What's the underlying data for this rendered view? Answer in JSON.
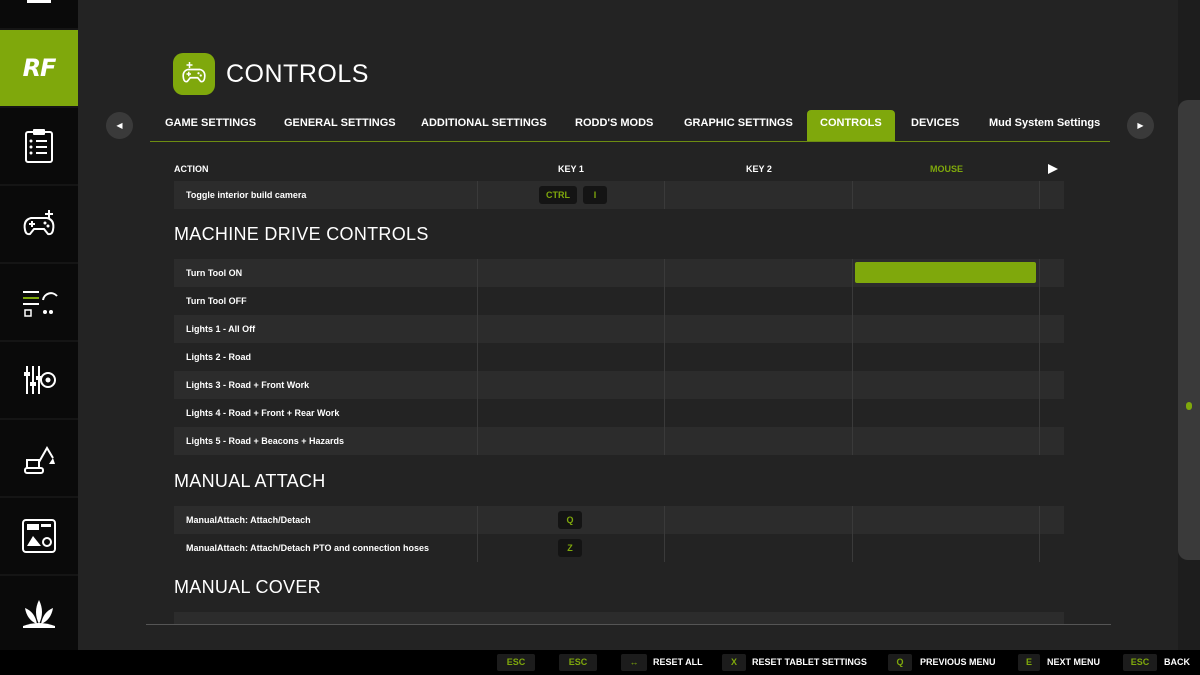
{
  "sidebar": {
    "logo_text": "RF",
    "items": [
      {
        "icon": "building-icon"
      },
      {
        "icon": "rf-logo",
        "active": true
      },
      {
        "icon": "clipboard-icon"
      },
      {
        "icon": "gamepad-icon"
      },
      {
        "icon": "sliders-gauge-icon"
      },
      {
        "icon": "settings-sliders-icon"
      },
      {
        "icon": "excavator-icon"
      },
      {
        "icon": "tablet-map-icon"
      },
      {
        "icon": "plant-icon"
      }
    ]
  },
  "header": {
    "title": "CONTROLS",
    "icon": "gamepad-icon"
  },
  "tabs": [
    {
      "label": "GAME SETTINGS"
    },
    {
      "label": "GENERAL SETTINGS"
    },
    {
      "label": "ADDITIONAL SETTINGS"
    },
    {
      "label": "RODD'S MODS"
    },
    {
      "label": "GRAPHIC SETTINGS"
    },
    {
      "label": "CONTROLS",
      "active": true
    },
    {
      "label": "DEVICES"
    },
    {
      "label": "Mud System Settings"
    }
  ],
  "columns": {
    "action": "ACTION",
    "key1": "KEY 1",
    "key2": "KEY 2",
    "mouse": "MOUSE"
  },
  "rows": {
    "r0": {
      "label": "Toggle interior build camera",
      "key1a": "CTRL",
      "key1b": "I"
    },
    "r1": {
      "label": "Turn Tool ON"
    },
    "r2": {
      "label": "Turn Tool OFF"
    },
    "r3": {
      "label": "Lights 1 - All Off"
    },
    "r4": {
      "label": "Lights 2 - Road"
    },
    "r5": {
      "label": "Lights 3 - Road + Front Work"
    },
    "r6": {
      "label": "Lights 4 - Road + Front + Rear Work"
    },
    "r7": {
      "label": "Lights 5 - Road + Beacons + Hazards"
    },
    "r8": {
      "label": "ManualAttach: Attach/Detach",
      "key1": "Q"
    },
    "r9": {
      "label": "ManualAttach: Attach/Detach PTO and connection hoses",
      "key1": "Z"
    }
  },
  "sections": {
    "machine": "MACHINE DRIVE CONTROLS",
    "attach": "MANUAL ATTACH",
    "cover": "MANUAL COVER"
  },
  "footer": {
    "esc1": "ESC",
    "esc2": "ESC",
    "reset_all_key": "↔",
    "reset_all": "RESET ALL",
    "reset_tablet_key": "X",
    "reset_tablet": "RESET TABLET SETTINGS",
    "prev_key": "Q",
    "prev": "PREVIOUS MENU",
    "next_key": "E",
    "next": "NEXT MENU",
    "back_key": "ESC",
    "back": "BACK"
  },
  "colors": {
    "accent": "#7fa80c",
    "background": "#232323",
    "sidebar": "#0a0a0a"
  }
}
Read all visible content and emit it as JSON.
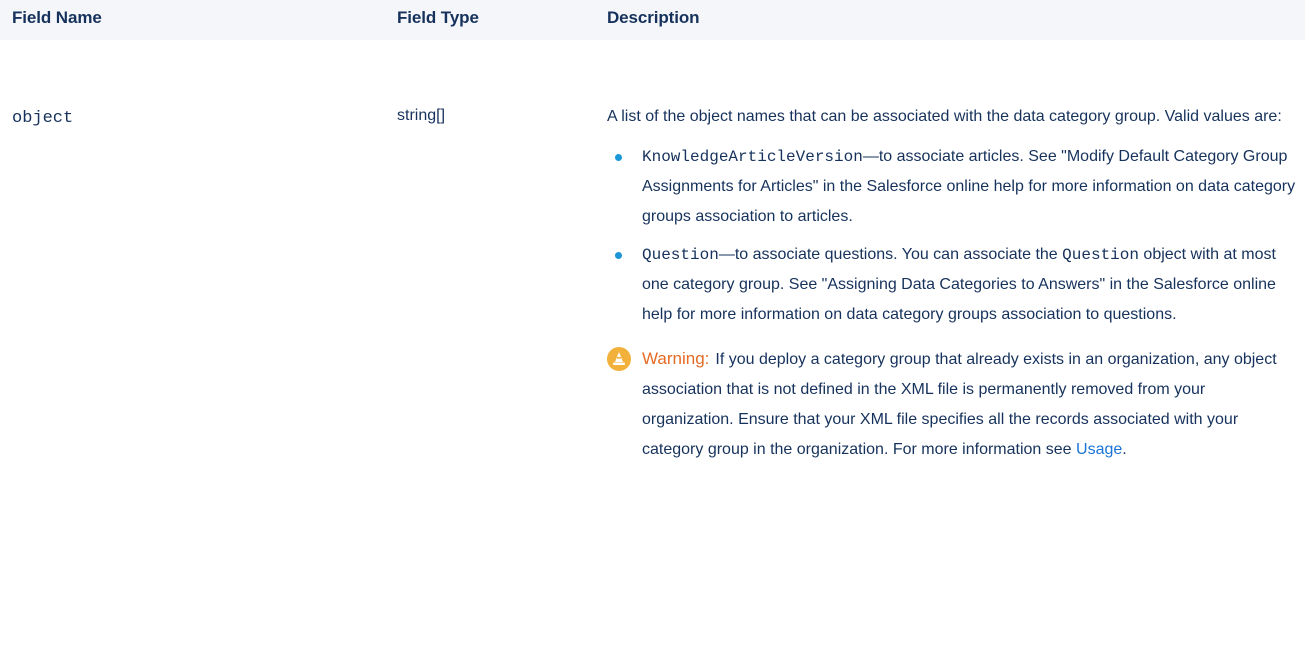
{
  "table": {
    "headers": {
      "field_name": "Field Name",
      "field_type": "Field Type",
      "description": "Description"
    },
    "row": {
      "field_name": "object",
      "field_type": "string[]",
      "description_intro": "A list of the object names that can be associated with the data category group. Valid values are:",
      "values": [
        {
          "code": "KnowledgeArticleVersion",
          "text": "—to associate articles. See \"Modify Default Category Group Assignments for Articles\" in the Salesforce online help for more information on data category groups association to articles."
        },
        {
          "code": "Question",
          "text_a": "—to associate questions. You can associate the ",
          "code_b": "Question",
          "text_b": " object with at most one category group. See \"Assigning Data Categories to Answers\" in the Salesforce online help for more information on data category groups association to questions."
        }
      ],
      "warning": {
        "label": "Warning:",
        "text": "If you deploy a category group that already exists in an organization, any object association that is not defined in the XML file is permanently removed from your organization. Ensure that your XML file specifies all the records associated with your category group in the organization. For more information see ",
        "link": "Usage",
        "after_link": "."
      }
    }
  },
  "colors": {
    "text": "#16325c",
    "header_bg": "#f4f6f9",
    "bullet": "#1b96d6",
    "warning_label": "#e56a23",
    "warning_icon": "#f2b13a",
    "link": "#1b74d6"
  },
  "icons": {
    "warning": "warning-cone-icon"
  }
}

What you need to do: Repeat the material above word for word and skip every image in it.

Response:
What's the underlying data for this rendered view? Answer in JSON.
{
  "sidebar": {
    "logo_text": "RF",
    "items": [
      {
        "icon": "building-icon"
      },
      {
        "icon": "rf-logo",
        "active": true
      },
      {
        "icon": "clipboard-icon"
      },
      {
        "icon": "gamepad-icon"
      },
      {
        "icon": "sliders-gauge-icon"
      },
      {
        "icon": "settings-sliders-icon"
      },
      {
        "icon": "excavator-icon"
      },
      {
        "icon": "tablet-map-icon"
      },
      {
        "icon": "plant-icon"
      }
    ]
  },
  "header": {
    "title": "CONTROLS",
    "icon": "gamepad-icon"
  },
  "tabs": [
    {
      "label": "GAME SETTINGS"
    },
    {
      "label": "GENERAL SETTINGS"
    },
    {
      "label": "ADDITIONAL SETTINGS"
    },
    {
      "label": "RODD'S MODS"
    },
    {
      "label": "GRAPHIC SETTINGS"
    },
    {
      "label": "CONTROLS",
      "active": true
    },
    {
      "label": "DEVICES"
    },
    {
      "label": "Mud System Settings"
    }
  ],
  "columns": {
    "action": "ACTION",
    "key1": "KEY 1",
    "key2": "KEY 2",
    "mouse": "MOUSE"
  },
  "rows": {
    "r0": {
      "label": "Toggle interior build camera",
      "key1a": "CTRL",
      "key1b": "I"
    },
    "r1": {
      "label": "Turn Tool ON"
    },
    "r2": {
      "label": "Turn Tool OFF"
    },
    "r3": {
      "label": "Lights 1 - All Off"
    },
    "r4": {
      "label": "Lights 2 - Road"
    },
    "r5": {
      "label": "Lights 3 - Road + Front Work"
    },
    "r6": {
      "label": "Lights 4 - Road + Front + Rear Work"
    },
    "r7": {
      "label": "Lights 5 - Road + Beacons + Hazards"
    },
    "r8": {
      "label": "ManualAttach: Attach/Detach",
      "key1": "Q"
    },
    "r9": {
      "label": "ManualAttach: Attach/Detach PTO and connection hoses",
      "key1": "Z"
    }
  },
  "sections": {
    "machine": "MACHINE DRIVE CONTROLS",
    "attach": "MANUAL ATTACH",
    "cover": "MANUAL COVER"
  },
  "footer": {
    "esc1": "ESC",
    "esc2": "ESC",
    "reset_all_key": "↔",
    "reset_all": "RESET ALL",
    "reset_tablet_key": "X",
    "reset_tablet": "RESET TABLET SETTINGS",
    "prev_key": "Q",
    "prev": "PREVIOUS MENU",
    "next_key": "E",
    "next": "NEXT MENU",
    "back_key": "ESC",
    "back": "BACK"
  },
  "colors": {
    "accent": "#7fa80c",
    "background": "#232323",
    "sidebar": "#0a0a0a"
  }
}
Read all visible content and emit it as JSON.
{
  "table": {
    "headers": {
      "field_name": "Field Name",
      "field_type": "Field Type",
      "description": "Description"
    },
    "row": {
      "field_name": "object",
      "field_type": "string[]",
      "description_intro": "A list of the object names that can be associated with the data category group. Valid values are:",
      "values": [
        {
          "code": "KnowledgeArticleVersion",
          "text": "—to associate articles. See \"Modify Default Category Group Assignments for Articles\" in the Salesforce online help for more information on data category groups association to articles."
        },
        {
          "code": "Question",
          "text_a": "—to associate questions. You can associate the ",
          "code_b": "Question",
          "text_b": " object with at most one category group. See \"Assigning Data Categories to Answers\" in the Salesforce online help for more information on data category groups association to questions."
        }
      ],
      "warning": {
        "label": "Warning:",
        "text": "If you deploy a category group that already exists in an organization, any object association that is not defined in the XML file is permanently removed from your organization. Ensure that your XML file specifies all the records associated with your category group in the organization. For more information see ",
        "link": "Usage",
        "after_link": "."
      }
    }
  },
  "colors": {
    "text": "#16325c",
    "header_bg": "#f4f6f9",
    "bullet": "#1b96d6",
    "warning_label": "#e56a23",
    "warning_icon": "#f2b13a",
    "link": "#1b74d6"
  },
  "icons": {
    "warning": "warning-cone-icon"
  }
}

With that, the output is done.